Stated goal: Send back all the data below, exactly as given.

Listed entries:
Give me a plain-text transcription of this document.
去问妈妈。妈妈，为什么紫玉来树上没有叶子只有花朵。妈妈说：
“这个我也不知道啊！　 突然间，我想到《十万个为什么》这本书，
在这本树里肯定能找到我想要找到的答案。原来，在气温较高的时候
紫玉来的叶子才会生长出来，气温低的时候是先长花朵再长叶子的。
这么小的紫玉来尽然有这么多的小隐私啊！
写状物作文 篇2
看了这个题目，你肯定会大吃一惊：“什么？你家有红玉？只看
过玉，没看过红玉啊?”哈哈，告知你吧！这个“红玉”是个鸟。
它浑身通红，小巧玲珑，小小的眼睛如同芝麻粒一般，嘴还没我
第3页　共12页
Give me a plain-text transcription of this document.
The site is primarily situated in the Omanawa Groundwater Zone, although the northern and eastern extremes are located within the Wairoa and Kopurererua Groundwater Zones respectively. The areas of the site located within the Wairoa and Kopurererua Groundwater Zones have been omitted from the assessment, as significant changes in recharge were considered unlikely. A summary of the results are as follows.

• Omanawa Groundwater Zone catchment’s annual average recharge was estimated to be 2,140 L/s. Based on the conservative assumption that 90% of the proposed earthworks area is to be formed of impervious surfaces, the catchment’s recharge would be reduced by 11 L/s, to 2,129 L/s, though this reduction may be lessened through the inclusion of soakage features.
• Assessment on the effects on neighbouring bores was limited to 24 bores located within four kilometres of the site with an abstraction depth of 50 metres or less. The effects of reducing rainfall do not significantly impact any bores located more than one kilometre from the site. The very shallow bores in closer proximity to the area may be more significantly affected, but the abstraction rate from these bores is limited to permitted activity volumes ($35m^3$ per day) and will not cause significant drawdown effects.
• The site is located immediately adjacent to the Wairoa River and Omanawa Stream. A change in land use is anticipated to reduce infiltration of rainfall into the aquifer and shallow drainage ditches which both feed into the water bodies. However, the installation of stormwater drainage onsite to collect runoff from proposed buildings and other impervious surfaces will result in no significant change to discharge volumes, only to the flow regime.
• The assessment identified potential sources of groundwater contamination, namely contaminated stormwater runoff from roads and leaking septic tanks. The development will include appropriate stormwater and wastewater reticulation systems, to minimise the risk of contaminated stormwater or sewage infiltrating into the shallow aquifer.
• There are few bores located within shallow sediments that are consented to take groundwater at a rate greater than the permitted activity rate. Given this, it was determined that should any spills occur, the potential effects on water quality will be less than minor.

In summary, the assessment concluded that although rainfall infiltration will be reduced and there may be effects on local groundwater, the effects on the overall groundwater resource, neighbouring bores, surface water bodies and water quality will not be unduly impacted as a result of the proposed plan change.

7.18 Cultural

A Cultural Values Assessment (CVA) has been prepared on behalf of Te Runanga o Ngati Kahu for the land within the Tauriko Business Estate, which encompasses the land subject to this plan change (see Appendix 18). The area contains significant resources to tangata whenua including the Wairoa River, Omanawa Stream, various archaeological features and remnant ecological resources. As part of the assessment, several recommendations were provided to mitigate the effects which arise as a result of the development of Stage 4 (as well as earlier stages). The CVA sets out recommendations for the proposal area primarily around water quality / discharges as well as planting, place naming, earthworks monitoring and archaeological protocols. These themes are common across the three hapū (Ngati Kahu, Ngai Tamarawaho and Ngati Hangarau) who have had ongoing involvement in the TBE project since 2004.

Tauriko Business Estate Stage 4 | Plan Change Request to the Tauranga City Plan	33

In response:
Give me a plain-text transcription of this document.
去问妈妈。妈妈，为什么紫玉来树上没有叶子只有花朵。妈妈说：
“这个我也不知道啊！　 突然间，我想到《十万个为什么》这本书，
在这本树里肯定能找到我想要找到的答案。原来，在气温较高的时候
紫玉来的叶子才会生长出来，气温低的时候是先长花朵再长叶子的。
这么小的紫玉来尽然有这么多的小隐私啊！
写状物作文 篇2
看了这个题目，你肯定会大吃一惊：“什么？你家有红玉？只看
过玉，没看过红玉啊?”哈哈，告知你吧！这个“红玉”是个鸟。
它浑身通红，小巧玲珑，小小的眼睛如同芝麻粒一般，嘴还没我
第3页　共12页
Give me a plain-text transcription of this document.
The site is primarily situated in the Omanawa Groundwater Zone, although the northern and eastern extremes are located within the Wairoa and Kopurererua Groundwater Zones respectively. The areas of the site located within the Wairoa and Kopurererua Groundwater Zones have been omitted from the assessment, as significant changes in recharge were considered unlikely. A summary of the results are as follows.

• Omanawa Groundwater Zone catchment’s annual average recharge was estimated to be 2,140 L/s. Based on the conservative assumption that 90% of the proposed earthworks area is to be formed of impervious surfaces, the catchment’s recharge would be reduced by 11 L/s, to 2,129 L/s, though this reduction may be lessened through the inclusion of soakage features.
• Assessment on the effects on neighbouring bores was limited to 24 bores located within four kilometres of the site with an abstraction depth of 50 metres or less. The effects of reducing rainfall do not significantly impact any bores located more than one kilometre from the site. The very shallow bores in closer proximity to the area may be more significantly affected, but the abstraction rate from these bores is limited to permitted activity volumes ($35m^3$ per day) and will not cause significant drawdown effects.
• The site is located immediately adjacent to the Wairoa River and Omanawa Stream. A change in land use is anticipated to reduce infiltration of rainfall into the aquifer and shallow drainage ditches which both feed into the water bodies. However, the installation of stormwater drainage onsite to collect runoff from proposed buildings and other impervious surfaces will result in no significant change to discharge volumes, only to the flow regime.
• The assessment identified potential sources of groundwater contamination, namely contaminated stormwater runoff from roads and leaking septic tanks. The development will include appropriate stormwater and wastewater reticulation systems, to minimise the risk of contaminated stormwater or sewage infiltrating into the shallow aquifer.
• There are few bores located within shallow sediments that are consented to take groundwater at a rate greater than the permitted activity rate. Given this, it was determined that should any spills occur, the potential effects on water quality will be less than minor.

In summary, the assessment concluded that although rainfall infiltration will be reduced and there may be effects on local groundwater, the effects on the overall groundwater resource, neighbouring bores, surface water bodies and water quality will not be unduly impacted as a result of the proposed plan change.

7.18 Cultural

A Cultural Values Assessment (CVA) has been prepared on behalf of Te Runanga o Ngati Kahu for the land within the Tauriko Business Estate, which encompasses the land subject to this plan change (see Appendix 18). The area contains significant resources to tangata whenua including the Wairoa River, Omanawa Stream, various archaeological features and remnant ecological resources. As part of the assessment, several recommendations were provided to mitigate the effects which arise as a result of the development of Stage 4 (as well as earlier stages). The CVA sets out recommendations for the proposal area primarily around water quality / discharges as well as planting, place naming, earthworks monitoring and archaeological protocols. These themes are common across the three hapū (Ngati Kahu, Ngai Tamarawaho and Ngati Hangarau) who have had ongoing involvement in the TBE project since 2004.

Tauriko Business Estate Stage 4 | Plan Change Request to the Tauranga City Plan	33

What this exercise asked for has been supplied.